(INFORMATION Opens)

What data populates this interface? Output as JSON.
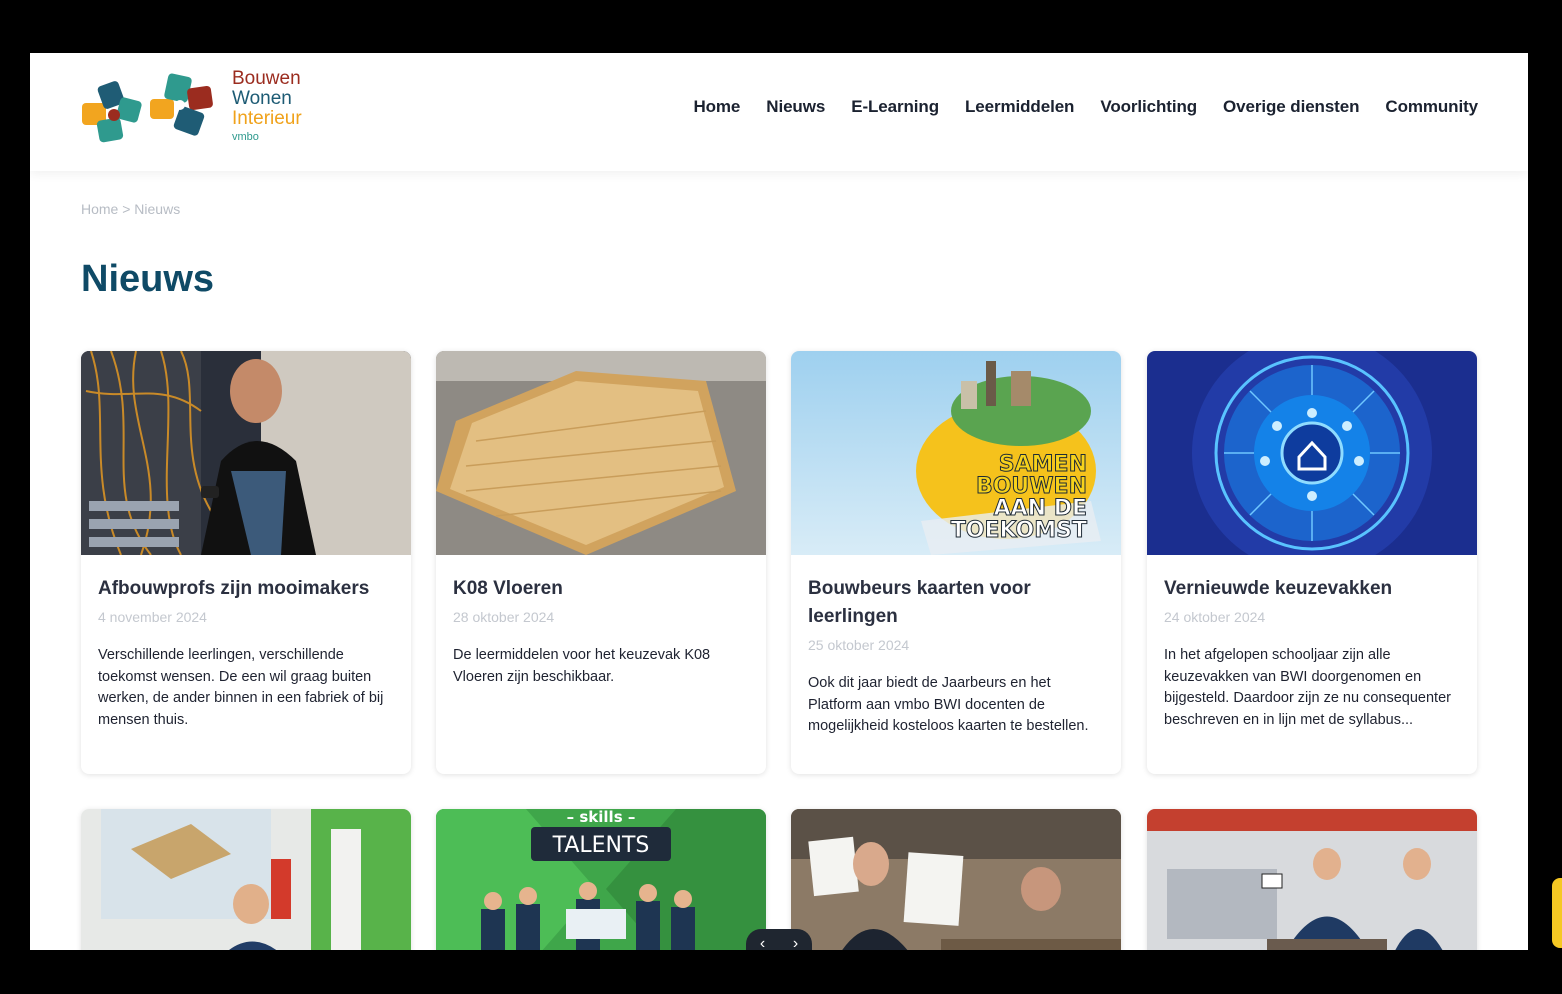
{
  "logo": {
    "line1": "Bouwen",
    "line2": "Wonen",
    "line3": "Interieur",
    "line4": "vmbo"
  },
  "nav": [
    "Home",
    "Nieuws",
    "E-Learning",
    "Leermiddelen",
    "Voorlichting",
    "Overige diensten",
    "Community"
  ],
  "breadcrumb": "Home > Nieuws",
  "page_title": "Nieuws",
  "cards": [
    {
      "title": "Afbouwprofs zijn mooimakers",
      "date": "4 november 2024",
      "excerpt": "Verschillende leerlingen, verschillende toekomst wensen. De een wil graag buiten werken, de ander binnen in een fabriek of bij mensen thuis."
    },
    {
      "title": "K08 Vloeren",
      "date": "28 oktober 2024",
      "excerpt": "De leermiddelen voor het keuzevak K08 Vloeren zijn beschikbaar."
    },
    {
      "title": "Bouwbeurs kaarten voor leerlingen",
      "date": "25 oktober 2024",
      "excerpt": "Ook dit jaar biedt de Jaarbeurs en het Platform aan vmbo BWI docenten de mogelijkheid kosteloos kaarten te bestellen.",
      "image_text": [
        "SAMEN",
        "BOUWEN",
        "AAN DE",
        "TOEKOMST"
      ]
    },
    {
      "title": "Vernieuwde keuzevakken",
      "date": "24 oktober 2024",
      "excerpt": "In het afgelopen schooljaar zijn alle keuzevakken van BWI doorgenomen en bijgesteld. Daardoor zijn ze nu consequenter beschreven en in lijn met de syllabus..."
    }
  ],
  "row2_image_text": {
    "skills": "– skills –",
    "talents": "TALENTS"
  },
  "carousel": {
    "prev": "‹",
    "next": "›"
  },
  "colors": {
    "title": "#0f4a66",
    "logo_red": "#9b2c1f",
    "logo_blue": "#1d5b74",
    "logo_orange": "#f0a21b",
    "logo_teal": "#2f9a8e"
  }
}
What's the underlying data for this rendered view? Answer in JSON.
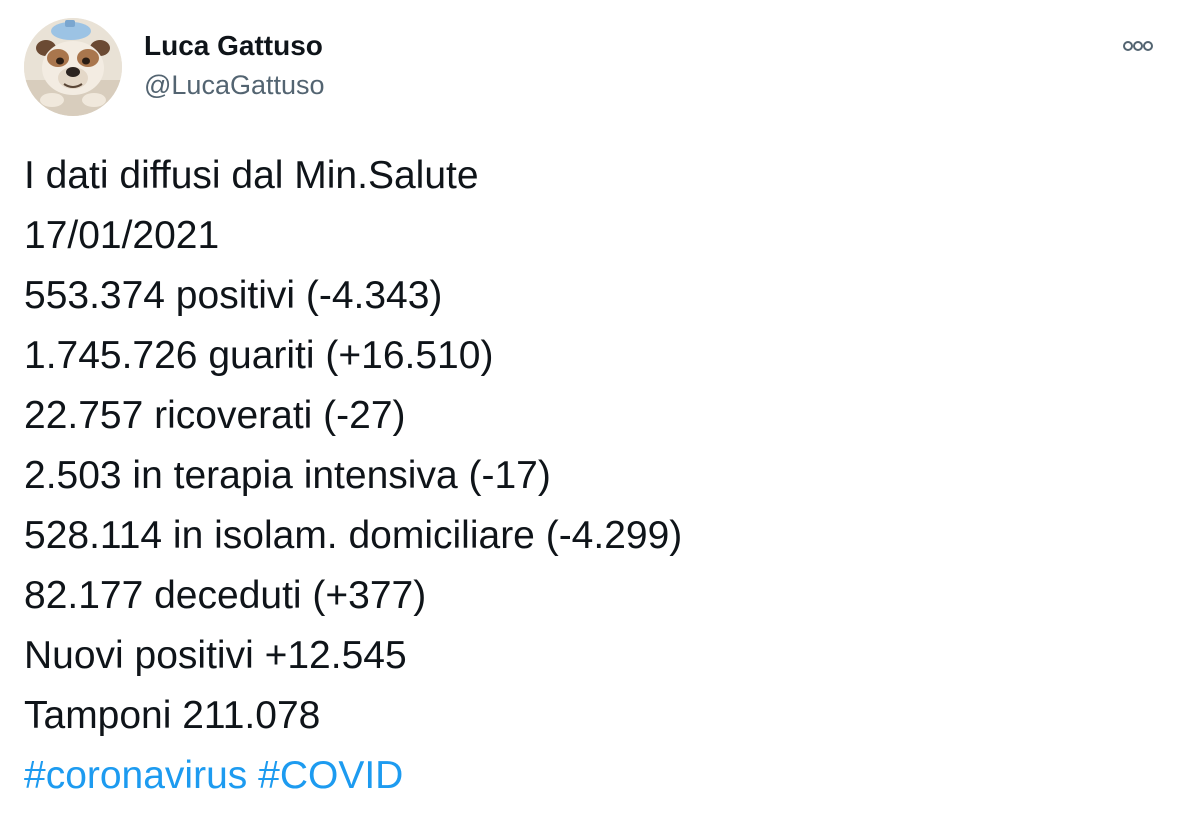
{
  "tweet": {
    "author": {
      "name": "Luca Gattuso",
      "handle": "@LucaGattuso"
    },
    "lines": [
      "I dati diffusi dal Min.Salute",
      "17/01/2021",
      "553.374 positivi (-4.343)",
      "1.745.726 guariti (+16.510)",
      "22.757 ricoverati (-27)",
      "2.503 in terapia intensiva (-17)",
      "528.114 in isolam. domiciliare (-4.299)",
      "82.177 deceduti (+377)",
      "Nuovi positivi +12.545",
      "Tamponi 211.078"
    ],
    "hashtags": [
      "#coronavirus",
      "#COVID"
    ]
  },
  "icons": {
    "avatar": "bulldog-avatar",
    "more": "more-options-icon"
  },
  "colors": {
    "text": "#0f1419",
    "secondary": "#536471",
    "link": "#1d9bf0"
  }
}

(INFORMATION Closes)

[ASSIGNED TASK]: From the line containing "What's the underlying" through the last line of the entries, copy each line exactly and only those, skipping all pictures.

[PROBLEM SOLUTION]:
What's the underlying data for this rendered view? Answer in JSON.
{
  "tweet": {
    "author": {
      "name": "Luca Gattuso",
      "handle": "@LucaGattuso"
    },
    "lines": [
      "I dati diffusi dal Min.Salute",
      "17/01/2021",
      "553.374 positivi (-4.343)",
      "1.745.726 guariti (+16.510)",
      "22.757 ricoverati (-27)",
      "2.503 in terapia intensiva (-17)",
      "528.114 in isolam. domiciliare (-4.299)",
      "82.177 deceduti (+377)",
      "Nuovi positivi +12.545",
      "Tamponi 211.078"
    ],
    "hashtags": [
      "#coronavirus",
      "#COVID"
    ]
  },
  "icons": {
    "avatar": "bulldog-avatar",
    "more": "more-options-icon"
  },
  "colors": {
    "text": "#0f1419",
    "secondary": "#536471",
    "link": "#1d9bf0"
  }
}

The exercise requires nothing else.